Note each line that includes the word "Fejlessz". Copy those lines.

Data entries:
◆ ◆ ◆ ◆ ◆
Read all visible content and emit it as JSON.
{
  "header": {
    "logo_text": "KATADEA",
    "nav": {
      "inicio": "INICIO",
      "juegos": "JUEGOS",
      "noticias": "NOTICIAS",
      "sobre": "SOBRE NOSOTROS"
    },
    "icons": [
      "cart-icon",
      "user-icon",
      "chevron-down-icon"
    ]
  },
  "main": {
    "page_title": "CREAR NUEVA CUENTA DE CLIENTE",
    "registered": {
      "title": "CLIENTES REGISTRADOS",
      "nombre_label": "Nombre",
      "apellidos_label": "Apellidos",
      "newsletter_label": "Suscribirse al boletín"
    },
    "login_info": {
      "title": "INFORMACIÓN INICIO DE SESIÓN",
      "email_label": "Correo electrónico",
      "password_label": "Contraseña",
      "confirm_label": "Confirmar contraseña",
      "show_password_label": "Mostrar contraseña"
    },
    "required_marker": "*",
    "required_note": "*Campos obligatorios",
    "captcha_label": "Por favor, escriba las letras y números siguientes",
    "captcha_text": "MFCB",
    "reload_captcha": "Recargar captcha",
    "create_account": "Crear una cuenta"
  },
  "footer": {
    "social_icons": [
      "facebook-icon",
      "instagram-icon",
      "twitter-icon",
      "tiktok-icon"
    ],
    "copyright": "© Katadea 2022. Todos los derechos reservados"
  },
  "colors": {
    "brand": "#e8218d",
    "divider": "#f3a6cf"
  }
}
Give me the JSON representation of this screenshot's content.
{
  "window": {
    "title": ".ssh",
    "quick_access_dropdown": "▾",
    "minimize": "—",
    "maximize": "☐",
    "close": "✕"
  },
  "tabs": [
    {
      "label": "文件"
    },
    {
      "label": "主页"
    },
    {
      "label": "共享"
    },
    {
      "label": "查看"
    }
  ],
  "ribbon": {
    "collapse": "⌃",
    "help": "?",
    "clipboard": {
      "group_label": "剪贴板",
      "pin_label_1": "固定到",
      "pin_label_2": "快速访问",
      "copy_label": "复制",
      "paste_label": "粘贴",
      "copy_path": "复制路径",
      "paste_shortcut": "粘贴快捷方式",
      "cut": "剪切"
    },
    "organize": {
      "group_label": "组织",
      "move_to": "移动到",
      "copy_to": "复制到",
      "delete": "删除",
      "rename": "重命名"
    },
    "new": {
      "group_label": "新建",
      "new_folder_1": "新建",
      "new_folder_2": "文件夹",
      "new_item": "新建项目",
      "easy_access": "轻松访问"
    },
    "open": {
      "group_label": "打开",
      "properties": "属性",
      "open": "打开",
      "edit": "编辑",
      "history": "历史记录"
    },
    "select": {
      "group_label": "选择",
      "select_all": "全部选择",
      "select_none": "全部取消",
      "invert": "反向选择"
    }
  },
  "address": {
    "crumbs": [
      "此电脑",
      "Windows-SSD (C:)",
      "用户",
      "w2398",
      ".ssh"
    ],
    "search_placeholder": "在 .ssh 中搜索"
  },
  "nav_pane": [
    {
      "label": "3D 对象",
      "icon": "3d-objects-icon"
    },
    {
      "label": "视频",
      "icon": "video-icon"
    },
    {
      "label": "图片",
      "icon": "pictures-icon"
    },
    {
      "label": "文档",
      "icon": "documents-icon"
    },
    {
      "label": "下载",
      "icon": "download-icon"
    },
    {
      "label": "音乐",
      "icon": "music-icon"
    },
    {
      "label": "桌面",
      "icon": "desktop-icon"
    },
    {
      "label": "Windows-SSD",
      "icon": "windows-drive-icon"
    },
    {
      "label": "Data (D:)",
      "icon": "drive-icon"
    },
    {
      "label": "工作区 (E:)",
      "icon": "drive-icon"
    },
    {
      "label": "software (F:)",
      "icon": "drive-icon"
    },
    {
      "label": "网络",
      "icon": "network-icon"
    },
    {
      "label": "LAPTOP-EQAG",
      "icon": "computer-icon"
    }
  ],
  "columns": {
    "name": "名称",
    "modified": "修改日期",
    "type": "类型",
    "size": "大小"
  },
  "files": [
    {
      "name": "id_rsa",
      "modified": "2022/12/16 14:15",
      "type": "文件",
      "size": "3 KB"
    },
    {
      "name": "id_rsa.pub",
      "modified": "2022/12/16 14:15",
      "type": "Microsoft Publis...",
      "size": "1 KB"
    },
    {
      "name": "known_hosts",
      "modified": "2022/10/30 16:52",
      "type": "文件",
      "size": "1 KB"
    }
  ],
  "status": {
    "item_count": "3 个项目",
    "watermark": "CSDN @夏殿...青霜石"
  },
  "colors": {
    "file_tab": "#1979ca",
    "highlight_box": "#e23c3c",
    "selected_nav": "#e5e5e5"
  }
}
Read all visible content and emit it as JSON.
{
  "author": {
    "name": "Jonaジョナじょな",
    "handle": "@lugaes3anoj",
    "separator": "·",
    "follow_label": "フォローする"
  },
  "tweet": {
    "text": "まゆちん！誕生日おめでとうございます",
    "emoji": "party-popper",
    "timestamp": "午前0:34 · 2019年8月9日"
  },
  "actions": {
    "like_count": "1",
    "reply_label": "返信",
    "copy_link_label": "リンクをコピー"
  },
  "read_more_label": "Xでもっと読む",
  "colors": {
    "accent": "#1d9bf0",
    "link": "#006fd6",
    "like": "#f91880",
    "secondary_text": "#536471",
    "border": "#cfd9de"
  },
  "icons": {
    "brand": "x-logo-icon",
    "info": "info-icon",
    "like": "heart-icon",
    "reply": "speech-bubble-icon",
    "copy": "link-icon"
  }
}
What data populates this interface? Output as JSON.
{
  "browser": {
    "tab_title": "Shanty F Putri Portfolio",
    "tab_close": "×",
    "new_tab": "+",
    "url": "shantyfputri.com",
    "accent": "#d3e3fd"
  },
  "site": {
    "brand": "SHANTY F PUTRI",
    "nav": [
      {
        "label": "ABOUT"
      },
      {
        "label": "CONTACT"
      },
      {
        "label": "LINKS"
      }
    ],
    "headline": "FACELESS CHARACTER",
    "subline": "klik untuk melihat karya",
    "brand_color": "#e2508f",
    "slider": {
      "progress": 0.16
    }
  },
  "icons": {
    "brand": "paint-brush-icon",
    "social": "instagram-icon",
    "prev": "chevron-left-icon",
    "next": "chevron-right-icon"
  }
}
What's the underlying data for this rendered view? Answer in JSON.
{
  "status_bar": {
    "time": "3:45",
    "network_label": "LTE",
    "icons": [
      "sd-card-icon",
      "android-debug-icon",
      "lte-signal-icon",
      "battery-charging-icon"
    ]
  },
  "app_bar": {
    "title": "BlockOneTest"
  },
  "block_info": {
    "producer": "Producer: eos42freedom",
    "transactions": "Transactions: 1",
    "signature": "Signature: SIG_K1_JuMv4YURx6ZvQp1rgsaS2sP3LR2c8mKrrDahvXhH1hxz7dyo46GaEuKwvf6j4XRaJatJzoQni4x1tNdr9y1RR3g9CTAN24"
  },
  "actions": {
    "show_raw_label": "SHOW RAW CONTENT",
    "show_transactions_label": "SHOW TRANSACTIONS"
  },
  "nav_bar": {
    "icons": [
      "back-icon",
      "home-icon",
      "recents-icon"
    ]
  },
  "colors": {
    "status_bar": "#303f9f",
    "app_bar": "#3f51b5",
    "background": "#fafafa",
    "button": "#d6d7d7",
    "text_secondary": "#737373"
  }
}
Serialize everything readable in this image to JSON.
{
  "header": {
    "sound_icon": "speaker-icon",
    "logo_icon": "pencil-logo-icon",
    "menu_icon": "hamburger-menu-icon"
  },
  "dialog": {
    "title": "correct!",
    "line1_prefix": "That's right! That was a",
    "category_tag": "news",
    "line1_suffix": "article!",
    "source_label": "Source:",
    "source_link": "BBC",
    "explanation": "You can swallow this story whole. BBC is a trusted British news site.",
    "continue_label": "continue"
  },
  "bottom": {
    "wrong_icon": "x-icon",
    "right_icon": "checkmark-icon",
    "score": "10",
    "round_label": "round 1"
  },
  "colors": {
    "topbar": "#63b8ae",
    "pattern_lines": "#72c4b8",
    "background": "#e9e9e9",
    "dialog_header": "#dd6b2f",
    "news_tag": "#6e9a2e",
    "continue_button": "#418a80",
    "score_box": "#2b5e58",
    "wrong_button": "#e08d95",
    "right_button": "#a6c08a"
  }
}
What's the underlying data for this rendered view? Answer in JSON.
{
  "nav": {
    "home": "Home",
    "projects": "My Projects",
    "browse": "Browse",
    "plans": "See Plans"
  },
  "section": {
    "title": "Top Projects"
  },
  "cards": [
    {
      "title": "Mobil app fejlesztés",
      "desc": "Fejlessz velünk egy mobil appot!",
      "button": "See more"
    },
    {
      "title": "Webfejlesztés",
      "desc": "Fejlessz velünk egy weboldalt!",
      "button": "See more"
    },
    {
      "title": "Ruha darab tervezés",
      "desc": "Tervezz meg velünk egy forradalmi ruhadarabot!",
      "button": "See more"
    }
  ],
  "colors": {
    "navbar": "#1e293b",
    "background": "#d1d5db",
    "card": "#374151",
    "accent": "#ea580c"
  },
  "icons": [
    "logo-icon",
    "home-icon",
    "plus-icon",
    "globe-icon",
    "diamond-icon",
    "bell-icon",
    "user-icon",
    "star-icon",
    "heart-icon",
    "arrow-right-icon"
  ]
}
◆ ◆ ◆ ◆ ◆
Reply to the exercise:
      "desc": "Fejlessz velünk egy mobil appot!",
      "desc": "Fejlessz velünk egy weboldalt!",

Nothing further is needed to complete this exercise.